» REQUIRED WORK:
Return all the data, word for word.
## start GIVEN INFORMATION
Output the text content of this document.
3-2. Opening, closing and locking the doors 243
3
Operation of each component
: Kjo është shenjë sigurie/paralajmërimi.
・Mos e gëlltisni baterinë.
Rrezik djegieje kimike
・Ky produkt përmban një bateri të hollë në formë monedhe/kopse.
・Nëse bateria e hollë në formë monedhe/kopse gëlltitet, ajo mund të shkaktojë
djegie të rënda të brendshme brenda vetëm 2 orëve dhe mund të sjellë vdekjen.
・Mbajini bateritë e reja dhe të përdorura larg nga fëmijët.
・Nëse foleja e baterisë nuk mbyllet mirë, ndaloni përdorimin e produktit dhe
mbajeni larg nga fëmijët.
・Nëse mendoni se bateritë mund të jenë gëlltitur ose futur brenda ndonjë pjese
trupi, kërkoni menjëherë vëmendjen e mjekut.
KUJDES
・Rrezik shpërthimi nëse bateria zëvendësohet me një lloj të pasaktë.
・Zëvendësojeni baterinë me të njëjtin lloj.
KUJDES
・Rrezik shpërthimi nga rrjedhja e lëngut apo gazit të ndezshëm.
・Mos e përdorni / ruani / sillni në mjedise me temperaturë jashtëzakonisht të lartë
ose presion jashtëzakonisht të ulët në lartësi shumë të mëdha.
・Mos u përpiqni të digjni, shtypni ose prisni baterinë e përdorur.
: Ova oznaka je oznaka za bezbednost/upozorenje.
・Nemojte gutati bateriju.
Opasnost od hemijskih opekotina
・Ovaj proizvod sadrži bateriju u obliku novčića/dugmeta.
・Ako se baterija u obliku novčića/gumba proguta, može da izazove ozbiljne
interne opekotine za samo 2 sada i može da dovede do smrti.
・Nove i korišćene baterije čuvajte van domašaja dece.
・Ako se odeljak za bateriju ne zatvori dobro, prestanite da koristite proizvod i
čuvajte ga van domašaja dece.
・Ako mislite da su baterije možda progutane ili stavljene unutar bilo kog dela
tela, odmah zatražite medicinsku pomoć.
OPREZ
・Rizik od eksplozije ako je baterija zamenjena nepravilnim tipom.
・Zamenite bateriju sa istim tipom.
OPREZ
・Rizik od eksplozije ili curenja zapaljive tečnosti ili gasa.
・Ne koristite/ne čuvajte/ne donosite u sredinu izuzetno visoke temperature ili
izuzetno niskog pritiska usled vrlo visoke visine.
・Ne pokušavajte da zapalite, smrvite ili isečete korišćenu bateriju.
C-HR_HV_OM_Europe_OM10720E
## end GIVEN INFORMATION
» FINISHED EXERCISE:
Output the text content of this document.
3-2. Opening, closing and locking the doors 243
3
Operation of each component
: Kjo është shenjë sigurie/paralajmërimi.
・Mos e gëlltisni baterinë.
Rrezik djegieje kimike
・Ky produkt përmban një bateri të hollë në formë monedhe/kopse.
・Nëse bateria e hollë në formë monedhe/kopse gëlltitet, ajo mund të shkaktojë
djegie të rënda të brendshme brenda vetëm 2 orëve dhe mund të sjellë vdekjen.
・Mbajini bateritë e reja dhe të përdorura larg nga fëmijët.
・Nëse foleja e baterisë nuk mbyllet mirë, ndaloni përdorimin e produktit dhe
mbajeni larg nga fëmijët.
・Nëse mendoni se bateritë mund të jenë gëlltitur ose futur brenda ndonjë pjese
trupi, kërkoni menjëherë vëmendjen e mjekut.
KUJDES
・Rrezik shpërthimi nëse bateria zëvendësohet me një lloj të pasaktë.
・Zëvendësojeni baterinë me të njëjtin lloj.
KUJDES
・Rrezik shpërthimi nga rrjedhja e lëngut apo gazit të ndezshëm.
・Mos e përdorni / ruani / sillni në mjedise me temperaturë jashtëzakonisht të lartë
ose presion jashtëzakonisht të ulët në lartësi shumë të mëdha.
・Mos u përpiqni të digjni, shtypni ose prisni baterinë e përdorur.
: Ova oznaka je oznaka za bezbednost/upozorenje.
・Nemojte gutati bateriju.
Opasnost od hemijskih opekotina
・Ovaj proizvod sadrži bateriju u obliku novčića/dugmeta.
・Ako se baterija u obliku novčića/gumba proguta, može da izazove ozbiljne
interne opekotine za samo 2 sada i može da dovede do smrti.
・Nove i korišćene baterije čuvajte van domašaja dece.
・Ako se odeljak za bateriju ne zatvori dobro, prestanite da koristite proizvod i
čuvajte ga van domašaja dece.
・Ako mislite da su baterije možda progutane ili stavljene unutar bilo kog dela
tela, odmah zatražite medicinsku pomoć.
OPREZ
・Rizik od eksplozije ako je baterija zamenjena nepravilnim tipom.
・Zamenite bateriju sa istim tipom.
OPREZ
・Rizik od eksplozije ili curenja zapaljive tečnosti ili gasa.
・Ne koristite/ne čuvajte/ne donosite u sredinu izuzetno visoke temperature ili
izuzetno niskog pritiska usled vrlo visoke visine.
・Ne pokušavajte da zapalite, smrvite ili isečete korišćenu bateriju.
C-HR_HV_OM_Europe_OM10720E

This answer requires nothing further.